(Directive): Reproduce every one of the following records verbatim, preserving each line and its order.

____

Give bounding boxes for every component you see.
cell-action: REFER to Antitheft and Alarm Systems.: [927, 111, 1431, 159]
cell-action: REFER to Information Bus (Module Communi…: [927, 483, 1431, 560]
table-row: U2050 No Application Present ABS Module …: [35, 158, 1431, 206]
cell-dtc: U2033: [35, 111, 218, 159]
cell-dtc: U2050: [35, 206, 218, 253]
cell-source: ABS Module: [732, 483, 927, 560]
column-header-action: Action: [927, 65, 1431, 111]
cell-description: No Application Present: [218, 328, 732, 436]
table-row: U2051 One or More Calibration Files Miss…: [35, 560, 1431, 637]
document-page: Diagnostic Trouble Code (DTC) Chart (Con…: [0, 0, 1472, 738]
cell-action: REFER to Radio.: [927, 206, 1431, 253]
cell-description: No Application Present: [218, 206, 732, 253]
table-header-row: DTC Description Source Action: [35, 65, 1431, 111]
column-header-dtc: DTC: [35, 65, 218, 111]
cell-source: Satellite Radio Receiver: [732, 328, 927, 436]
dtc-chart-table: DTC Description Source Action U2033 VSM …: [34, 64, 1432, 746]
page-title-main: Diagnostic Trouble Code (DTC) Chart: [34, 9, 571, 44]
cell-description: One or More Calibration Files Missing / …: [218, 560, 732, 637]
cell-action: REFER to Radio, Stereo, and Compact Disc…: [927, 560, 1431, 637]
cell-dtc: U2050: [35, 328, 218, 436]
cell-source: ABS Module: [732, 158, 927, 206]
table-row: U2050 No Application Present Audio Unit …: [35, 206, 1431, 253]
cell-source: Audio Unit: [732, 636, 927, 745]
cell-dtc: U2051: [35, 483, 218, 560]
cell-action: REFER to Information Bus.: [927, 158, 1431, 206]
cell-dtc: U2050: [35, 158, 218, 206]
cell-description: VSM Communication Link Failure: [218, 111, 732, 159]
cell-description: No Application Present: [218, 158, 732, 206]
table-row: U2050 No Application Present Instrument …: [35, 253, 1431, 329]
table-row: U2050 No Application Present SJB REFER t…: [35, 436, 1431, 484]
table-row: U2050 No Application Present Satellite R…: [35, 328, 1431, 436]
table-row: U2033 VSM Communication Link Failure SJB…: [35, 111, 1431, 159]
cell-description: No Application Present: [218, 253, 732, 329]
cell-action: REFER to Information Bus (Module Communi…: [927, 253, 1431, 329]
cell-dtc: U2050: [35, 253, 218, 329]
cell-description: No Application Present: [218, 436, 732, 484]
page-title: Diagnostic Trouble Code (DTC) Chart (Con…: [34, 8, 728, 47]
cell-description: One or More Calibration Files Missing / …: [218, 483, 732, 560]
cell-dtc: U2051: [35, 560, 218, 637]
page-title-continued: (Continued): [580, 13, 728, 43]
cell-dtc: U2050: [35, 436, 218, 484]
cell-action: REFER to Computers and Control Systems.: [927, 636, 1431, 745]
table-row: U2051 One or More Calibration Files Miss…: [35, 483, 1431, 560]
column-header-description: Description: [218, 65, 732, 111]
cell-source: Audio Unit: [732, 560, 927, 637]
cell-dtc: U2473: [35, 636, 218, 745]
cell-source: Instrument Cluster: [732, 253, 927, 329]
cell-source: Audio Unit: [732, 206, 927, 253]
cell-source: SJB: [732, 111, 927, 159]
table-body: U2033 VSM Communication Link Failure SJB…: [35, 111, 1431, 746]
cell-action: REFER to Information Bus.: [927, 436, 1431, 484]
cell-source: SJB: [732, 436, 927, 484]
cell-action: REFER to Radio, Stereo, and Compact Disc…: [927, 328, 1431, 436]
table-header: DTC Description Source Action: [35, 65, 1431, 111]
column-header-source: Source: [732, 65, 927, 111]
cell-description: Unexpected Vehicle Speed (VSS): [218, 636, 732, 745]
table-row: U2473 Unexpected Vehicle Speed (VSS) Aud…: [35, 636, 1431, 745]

____

(Exercise solution):
Give bounding boxes for every component you see.
cell-action: REFER to Antitheft and Alarm Systems.: [927, 111, 1431, 159]
cell-action: REFER to Information Bus (Module Communi…: [927, 483, 1431, 560]
table-row: U2050 No Application Present ABS Module …: [35, 158, 1431, 206]
cell-dtc: U2033: [35, 111, 218, 159]
cell-dtc: U2050: [35, 206, 218, 253]
cell-source: ABS Module: [732, 483, 927, 560]
column-header-action: Action: [927, 65, 1431, 111]
cell-description: No Application Present: [218, 328, 732, 436]
table-row: U2051 One or More Calibration Files Miss…: [35, 560, 1431, 637]
document-page: Diagnostic Trouble Code (DTC) Chart (Con…: [0, 0, 1472, 738]
cell-action: REFER to Radio.: [927, 206, 1431, 253]
cell-description: No Application Present: [218, 206, 732, 253]
table-header-row: DTC Description Source Action: [35, 65, 1431, 111]
column-header-dtc: DTC: [35, 65, 218, 111]
cell-source: Satellite Radio Receiver: [732, 328, 927, 436]
dtc-chart-table: DTC Description Source Action U2033 VSM …: [34, 64, 1432, 746]
page-title-main: Diagnostic Trouble Code (DTC) Chart: [34, 9, 571, 44]
cell-description: One or More Calibration Files Missing / …: [218, 560, 732, 637]
cell-action: REFER to Radio, Stereo, and Compact Disc…: [927, 560, 1431, 637]
cell-dtc: U2050: [35, 328, 218, 436]
cell-source: ABS Module: [732, 158, 927, 206]
table-row: U2050 No Application Present Audio Unit …: [35, 206, 1431, 253]
cell-source: Audio Unit: [732, 636, 927, 745]
cell-dtc: U2051: [35, 483, 218, 560]
cell-action: REFER to Information Bus.: [927, 158, 1431, 206]
cell-dtc: U2050: [35, 158, 218, 206]
cell-description: VSM Communication Link Failure: [218, 111, 732, 159]
cell-description: No Application Present: [218, 158, 732, 206]
table-row: U2050 No Application Present Instrument …: [35, 253, 1431, 329]
table-row: U2050 No Application Present SJB REFER t…: [35, 436, 1431, 484]
table-row: U2050 No Application Present Satellite R…: [35, 328, 1431, 436]
table-row: U2033 VSM Communication Link Failure SJB…: [35, 111, 1431, 159]
cell-description: No Application Present: [218, 253, 732, 329]
cell-action: REFER to Information Bus (Module Communi…: [927, 253, 1431, 329]
cell-dtc: U2050: [35, 253, 218, 329]
cell-description: No Application Present: [218, 436, 732, 484]
page-title: Diagnostic Trouble Code (DTC) Chart (Con…: [34, 8, 728, 47]
cell-description: One or More Calibration Files Missing / …: [218, 483, 732, 560]
cell-dtc: U2051: [35, 560, 218, 637]
page-title-continued: (Continued): [580, 13, 728, 43]
cell-dtc: U2050: [35, 436, 218, 484]
cell-action: REFER to Computers and Control Systems.: [927, 636, 1431, 745]
table-row: U2051 One or More Calibration Files Miss…: [35, 483, 1431, 560]
column-header-description: Description: [218, 65, 732, 111]
cell-source: Audio Unit: [732, 560, 927, 637]
cell-dtc: U2473: [35, 636, 218, 745]
cell-source: Instrument Cluster: [732, 253, 927, 329]
cell-source: Audio Unit: [732, 206, 927, 253]
cell-source: SJB: [732, 111, 927, 159]
table-body: U2033 VSM Communication Link Failure SJB…: [35, 111, 1431, 746]
cell-action: REFER to Information Bus.: [927, 436, 1431, 484]
cell-source: SJB: [732, 436, 927, 484]
cell-action: REFER to Radio, Stereo, and Compact Disc…: [927, 328, 1431, 436]
table-header: DTC Description Source Action: [35, 65, 1431, 111]
column-header-source: Source: [732, 65, 927, 111]
cell-description: Unexpected Vehicle Speed (VSS): [218, 636, 732, 745]
table-row: U2473 Unexpected Vehicle Speed (VSS) Aud…: [35, 636, 1431, 745]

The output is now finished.